Vorliegender Text ->
== == ==
Weiterbildung durch Studium der Hebammenkunde
Neben dem Beruf absolviert Jacqueline Hoffmann den Bachelor-Studiengang „Hebammenkunde“ an der Katholischen Fachhochschule Nordrhein-Westfalen in Köln. Zwei Mal wöchentlich nimmt sie dazu an Seminaren teil. „Dort lerne ich neue Perspektiven der Hebammenkunde kennen. Wir lernen die wissenschaftliche Herangehensweise zur Auswertung von Studien, um diese hinterfragen und selbst auswerten zu können. Zudem werden professionelle Organisation, Schwangerenbetreuung, Rechtsgrundlagen und viele weitere Bereiche vertieft“, erklärt die Hebamme.
Kursprogramm für Schwangere, Mütter und Säuglinge
In ihrer Praxis bietet sie mit ihrer Kollegin Geburtsvorbereitungs- und Rückbildungskurse an, um die Schwangeren optimal auf die Geburt vorzubereiten beziehungsweise den Körper danach wieder in Schwung zu bringen und die natürlichen Rückbildungsprozesse der Muskulatur zu unterstützen. „Zudem finden die Schwangeren bei diesen Kursen natürlich andere Frauen, die zurzeit dieselbe Vorfreude empfinden oder ähnliche Fragen, Ängste, Probleme haben. Hier können sie sich austauschen und manchmal sogar Freundschaften schließen“, weiß die 23-jährige. Neben diesen Kursen bieten die beiden Hebammen auch Kurse zur Frühförderung und zur Förderung der Mutter-Kind-Bindung an. So bietet Birgit Grüter für Säuglinge ab der achten Lebenswoche eine Babymassage an. Jacqueline Hoffmann betreut den Frühförderungskurs „Lachen, Lernen, Laufen“, bei dem die Entfaltung der körperlichen, seelischen und geistigen Fähigkeiten der Babys ab dem fünften Lebensmonat durch Bewegungs- und Spielangebote gefördert wird. „Um die Frauen und Kinder in unseren Kursen optimal betreuen zu können, nehmen wir an Fortbildungen teil, um aktuelle Trends kennenzulernen und unsere Kenntnisse zu vertiefen“, so Jacqueline Hoffmann.
== == ==
Datenauszüge:
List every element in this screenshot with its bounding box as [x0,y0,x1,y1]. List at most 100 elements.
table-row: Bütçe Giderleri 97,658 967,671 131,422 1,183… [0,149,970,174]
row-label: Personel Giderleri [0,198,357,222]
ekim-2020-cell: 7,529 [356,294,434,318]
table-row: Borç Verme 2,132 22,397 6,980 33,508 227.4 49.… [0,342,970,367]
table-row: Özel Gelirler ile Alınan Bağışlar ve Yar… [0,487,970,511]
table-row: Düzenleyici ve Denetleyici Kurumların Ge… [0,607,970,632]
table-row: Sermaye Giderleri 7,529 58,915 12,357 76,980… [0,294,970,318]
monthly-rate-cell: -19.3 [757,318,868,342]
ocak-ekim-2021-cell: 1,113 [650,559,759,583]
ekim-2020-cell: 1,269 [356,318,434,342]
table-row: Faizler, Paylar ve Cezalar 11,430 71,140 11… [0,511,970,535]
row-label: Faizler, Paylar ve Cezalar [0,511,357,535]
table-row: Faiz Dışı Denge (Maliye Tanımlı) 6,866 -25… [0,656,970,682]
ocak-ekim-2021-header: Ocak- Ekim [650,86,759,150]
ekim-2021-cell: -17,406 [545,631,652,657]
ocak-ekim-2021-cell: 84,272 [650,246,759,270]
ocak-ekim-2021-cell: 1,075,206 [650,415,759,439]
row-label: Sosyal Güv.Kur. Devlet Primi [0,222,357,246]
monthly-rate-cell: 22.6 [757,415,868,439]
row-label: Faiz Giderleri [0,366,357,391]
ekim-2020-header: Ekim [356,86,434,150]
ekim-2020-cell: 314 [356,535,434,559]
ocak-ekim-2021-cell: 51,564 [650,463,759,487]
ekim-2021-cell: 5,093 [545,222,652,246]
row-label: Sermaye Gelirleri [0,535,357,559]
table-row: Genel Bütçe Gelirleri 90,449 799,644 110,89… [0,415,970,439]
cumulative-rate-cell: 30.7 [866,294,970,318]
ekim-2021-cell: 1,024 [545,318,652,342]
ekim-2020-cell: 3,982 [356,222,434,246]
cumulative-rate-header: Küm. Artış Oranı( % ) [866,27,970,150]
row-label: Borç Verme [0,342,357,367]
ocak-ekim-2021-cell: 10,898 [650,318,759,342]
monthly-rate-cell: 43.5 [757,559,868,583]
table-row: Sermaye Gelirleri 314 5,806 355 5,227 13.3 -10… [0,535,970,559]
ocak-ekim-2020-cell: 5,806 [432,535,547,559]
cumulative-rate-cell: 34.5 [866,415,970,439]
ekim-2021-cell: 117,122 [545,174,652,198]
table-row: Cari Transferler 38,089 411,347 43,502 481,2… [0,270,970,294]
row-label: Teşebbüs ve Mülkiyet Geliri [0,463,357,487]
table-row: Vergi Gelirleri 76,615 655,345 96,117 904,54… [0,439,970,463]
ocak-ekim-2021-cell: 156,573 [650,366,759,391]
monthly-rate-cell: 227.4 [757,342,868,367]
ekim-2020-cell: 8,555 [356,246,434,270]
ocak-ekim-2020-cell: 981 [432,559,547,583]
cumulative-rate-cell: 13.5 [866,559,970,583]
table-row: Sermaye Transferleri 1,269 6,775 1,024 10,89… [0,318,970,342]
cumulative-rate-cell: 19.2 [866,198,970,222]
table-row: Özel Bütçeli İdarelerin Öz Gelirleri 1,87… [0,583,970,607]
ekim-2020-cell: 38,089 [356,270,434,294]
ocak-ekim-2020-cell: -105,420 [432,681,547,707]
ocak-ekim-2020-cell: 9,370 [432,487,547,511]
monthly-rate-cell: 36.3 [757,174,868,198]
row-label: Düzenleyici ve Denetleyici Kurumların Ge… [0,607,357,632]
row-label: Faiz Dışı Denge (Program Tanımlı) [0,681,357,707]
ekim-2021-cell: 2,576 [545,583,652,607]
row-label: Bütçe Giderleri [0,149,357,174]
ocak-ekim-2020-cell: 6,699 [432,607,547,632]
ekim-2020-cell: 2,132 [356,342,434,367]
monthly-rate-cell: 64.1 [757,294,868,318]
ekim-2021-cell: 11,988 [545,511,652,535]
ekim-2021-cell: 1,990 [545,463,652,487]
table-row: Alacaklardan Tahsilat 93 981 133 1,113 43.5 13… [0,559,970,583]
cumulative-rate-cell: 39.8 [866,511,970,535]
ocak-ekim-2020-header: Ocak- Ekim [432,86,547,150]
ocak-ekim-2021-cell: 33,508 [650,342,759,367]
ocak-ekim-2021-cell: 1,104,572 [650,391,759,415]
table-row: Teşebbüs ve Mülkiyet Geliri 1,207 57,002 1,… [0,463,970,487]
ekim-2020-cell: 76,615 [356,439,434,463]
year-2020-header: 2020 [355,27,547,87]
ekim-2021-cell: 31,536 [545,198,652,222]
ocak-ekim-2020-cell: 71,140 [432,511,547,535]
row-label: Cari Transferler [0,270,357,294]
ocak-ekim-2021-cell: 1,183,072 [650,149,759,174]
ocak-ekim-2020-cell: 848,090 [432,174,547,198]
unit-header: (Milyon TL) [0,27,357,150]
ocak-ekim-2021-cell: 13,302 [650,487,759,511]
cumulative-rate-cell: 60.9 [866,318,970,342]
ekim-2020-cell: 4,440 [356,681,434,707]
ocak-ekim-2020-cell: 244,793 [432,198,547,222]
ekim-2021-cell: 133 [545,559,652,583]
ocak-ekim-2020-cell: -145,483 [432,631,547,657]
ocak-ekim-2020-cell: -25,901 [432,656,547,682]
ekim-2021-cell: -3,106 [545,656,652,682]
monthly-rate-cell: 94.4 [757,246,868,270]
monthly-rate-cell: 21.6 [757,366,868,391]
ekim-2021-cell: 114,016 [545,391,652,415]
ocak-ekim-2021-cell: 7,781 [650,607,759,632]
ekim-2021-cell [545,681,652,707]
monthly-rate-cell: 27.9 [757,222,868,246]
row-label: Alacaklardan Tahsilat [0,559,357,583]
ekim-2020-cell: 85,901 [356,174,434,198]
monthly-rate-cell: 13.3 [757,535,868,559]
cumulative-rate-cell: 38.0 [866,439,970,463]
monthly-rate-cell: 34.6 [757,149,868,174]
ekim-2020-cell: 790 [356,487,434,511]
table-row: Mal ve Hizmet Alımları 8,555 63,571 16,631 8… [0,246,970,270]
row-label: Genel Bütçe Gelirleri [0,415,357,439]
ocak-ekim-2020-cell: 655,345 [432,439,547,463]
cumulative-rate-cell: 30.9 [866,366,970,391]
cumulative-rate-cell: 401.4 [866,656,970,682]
== == ==
Zu erledigen ->
a) Tauschen Sie im Text über Jacqueline Hoffmann „Seminaren“ gegen „Vorlesungen“ und geben Sie dabei den Abschnitt wieder, der bei „Weiterbildung durch Studium“ beginnt und bei „erklärt die Hebamme.“ endet.
b) Zählen Sie alle Bereiche auf, die laut dem Text über Jacqueline Hoffmann im Studium vertieft werden und dort namentlich genannt sind.
Die Einträge stammen aus einer anderen Quelle.

Nummerierte Antworten ->
a)
Weiterbildung durch Studium der Hebammenkunde
Neben dem Beruf absolviert Jacqueline Hoffmann den Bachelor-Studiengang „Hebammenkunde“ an der Katholischen Fachhochschule Nordrhein-Westfalen in Köln. Zwei Mal wöchentlich nimmt sie dazu an Vorlesungen teil. „Dort lerne ich neue Perspektiven der Hebammenkunde kennen. Wir lernen die wissenschaftliche Herangehensweise zur Auswertung von Studien, um diese hinterfragen und selbst auswerten zu können. Zudem werden professionelle Organisation, Schwangerenbetreuung, Rechtsgrundlagen und viele weitere Bereiche vertieft“, erklärt die Hebamme.

b) professionelle Organisation, Schwangerenbetreuung, Rechtsgrundlagen